* _Aim of the task_:
Answer with a single number: the count of lines that hold "Received".

* _Given records_:

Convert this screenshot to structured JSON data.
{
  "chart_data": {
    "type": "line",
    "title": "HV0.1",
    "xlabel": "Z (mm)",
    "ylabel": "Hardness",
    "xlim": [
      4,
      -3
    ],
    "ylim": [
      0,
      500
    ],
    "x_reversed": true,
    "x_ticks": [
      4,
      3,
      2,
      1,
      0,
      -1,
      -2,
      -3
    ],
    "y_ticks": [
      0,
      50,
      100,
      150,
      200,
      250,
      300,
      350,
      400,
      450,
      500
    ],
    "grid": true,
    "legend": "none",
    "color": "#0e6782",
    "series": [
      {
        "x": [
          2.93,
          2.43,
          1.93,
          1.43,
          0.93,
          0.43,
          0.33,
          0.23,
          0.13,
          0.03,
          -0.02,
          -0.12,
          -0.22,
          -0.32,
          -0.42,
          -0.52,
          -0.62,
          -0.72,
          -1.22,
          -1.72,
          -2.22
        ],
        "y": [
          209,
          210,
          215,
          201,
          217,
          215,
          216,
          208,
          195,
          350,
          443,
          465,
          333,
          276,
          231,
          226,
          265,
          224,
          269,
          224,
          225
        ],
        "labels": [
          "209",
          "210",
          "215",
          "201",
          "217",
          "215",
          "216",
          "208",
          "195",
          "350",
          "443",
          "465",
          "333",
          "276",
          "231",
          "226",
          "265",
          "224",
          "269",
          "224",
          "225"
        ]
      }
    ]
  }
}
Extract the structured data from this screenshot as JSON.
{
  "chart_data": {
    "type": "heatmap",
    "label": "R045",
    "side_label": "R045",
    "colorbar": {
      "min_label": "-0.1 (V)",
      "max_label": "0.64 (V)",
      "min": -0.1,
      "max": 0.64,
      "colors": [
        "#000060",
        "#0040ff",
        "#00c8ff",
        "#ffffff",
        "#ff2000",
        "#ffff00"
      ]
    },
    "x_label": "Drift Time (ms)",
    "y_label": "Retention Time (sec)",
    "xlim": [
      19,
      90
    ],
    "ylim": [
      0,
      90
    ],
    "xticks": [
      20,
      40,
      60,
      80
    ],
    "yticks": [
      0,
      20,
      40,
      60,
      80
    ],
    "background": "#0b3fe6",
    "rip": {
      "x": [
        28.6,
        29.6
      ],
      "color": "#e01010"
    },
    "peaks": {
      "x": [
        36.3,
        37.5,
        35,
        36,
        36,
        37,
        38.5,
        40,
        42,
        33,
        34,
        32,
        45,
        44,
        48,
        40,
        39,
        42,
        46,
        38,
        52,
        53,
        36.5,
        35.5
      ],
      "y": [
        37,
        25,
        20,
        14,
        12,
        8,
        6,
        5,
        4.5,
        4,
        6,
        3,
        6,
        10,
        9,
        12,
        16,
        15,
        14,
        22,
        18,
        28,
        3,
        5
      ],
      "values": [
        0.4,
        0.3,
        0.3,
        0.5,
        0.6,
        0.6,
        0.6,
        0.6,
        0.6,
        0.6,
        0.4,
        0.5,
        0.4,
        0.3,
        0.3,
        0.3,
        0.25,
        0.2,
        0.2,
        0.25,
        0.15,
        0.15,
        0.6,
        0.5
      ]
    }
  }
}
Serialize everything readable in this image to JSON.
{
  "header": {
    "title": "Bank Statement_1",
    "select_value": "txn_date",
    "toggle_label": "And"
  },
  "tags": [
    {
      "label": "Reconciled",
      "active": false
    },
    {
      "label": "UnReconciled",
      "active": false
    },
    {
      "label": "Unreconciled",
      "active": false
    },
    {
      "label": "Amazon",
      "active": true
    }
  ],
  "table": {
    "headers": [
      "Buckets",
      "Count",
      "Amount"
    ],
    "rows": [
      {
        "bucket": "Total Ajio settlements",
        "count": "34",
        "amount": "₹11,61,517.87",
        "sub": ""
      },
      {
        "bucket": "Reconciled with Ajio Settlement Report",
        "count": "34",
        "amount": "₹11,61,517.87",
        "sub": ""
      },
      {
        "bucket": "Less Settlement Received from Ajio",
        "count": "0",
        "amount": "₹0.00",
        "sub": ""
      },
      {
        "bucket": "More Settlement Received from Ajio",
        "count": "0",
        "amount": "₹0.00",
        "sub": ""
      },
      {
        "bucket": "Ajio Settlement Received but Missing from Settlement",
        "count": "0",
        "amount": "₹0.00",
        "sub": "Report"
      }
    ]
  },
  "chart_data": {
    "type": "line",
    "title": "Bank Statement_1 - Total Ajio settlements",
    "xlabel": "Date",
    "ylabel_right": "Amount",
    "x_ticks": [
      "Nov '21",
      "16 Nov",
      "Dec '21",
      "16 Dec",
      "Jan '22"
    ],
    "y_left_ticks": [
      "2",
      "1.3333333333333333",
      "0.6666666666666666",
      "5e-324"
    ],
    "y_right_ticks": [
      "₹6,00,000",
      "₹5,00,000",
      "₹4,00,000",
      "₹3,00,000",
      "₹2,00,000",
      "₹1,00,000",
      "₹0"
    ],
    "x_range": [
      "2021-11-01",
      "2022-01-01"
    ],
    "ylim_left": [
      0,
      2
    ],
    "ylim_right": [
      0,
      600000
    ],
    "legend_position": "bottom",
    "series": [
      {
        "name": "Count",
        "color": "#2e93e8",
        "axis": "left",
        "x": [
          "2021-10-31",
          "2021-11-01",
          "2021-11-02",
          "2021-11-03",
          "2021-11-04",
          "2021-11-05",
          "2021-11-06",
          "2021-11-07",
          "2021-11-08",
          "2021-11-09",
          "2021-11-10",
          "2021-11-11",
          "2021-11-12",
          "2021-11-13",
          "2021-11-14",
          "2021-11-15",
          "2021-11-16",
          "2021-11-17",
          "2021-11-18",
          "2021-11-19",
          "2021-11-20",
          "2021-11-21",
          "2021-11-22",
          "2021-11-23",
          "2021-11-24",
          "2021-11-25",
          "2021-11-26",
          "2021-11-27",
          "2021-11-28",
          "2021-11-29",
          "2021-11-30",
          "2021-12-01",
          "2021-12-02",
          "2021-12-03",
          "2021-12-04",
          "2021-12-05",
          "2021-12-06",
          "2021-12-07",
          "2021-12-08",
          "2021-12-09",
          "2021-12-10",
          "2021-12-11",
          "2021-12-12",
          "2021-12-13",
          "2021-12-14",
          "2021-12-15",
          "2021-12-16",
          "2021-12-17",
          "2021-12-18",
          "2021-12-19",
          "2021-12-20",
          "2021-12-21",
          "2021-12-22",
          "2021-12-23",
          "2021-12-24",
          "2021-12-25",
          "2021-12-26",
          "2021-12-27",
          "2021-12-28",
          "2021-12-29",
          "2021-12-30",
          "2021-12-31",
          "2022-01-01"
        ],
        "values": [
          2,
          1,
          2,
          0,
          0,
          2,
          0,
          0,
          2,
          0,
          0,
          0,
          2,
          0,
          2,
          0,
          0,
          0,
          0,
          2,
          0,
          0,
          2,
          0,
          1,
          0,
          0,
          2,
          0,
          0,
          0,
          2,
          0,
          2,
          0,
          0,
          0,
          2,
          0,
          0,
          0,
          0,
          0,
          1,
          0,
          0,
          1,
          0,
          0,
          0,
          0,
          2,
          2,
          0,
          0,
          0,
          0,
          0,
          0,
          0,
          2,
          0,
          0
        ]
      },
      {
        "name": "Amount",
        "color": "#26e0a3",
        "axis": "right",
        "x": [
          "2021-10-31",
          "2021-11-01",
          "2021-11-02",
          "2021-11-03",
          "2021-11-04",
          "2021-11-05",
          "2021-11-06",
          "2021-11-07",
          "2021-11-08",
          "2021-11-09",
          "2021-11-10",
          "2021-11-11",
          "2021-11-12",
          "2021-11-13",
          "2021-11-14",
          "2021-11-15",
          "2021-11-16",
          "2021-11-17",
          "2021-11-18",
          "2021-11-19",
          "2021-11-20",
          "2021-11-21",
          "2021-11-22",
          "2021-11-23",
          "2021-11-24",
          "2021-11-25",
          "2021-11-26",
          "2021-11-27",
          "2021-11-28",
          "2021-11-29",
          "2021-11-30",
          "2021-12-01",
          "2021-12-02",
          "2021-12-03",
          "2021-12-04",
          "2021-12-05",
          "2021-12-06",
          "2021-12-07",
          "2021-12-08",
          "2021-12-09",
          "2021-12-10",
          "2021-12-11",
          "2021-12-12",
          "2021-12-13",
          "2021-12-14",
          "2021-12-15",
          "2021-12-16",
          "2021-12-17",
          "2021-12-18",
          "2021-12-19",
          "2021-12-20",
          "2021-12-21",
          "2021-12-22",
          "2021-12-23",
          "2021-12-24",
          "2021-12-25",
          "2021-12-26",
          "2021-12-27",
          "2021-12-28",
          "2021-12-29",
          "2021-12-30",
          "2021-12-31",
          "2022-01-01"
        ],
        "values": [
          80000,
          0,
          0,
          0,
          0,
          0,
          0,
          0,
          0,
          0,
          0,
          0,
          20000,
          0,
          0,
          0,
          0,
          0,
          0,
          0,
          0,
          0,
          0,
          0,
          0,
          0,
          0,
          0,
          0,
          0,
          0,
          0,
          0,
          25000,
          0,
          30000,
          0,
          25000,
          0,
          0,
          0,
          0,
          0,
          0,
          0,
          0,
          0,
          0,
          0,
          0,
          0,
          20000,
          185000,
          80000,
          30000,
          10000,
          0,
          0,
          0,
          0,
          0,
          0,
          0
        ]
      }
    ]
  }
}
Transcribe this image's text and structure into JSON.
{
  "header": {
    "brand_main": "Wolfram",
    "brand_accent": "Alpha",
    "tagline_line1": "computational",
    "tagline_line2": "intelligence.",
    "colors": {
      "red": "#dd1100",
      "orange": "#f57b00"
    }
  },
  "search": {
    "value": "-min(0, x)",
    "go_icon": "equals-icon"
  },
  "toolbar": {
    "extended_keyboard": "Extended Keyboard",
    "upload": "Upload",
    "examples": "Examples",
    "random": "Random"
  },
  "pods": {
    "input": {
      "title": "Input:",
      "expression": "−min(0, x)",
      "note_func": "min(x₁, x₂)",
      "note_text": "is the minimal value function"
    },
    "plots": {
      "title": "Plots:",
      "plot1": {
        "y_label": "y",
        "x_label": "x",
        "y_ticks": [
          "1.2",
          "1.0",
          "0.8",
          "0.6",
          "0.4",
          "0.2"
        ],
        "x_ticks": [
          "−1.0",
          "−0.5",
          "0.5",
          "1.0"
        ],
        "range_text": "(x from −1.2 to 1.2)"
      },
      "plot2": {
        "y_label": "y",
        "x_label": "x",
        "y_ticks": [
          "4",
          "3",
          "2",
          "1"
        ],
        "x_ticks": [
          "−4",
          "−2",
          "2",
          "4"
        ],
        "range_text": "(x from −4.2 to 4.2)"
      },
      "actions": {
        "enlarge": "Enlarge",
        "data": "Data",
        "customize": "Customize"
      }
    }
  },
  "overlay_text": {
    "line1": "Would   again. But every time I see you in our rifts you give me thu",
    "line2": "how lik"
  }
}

* _Finished exercise_:
3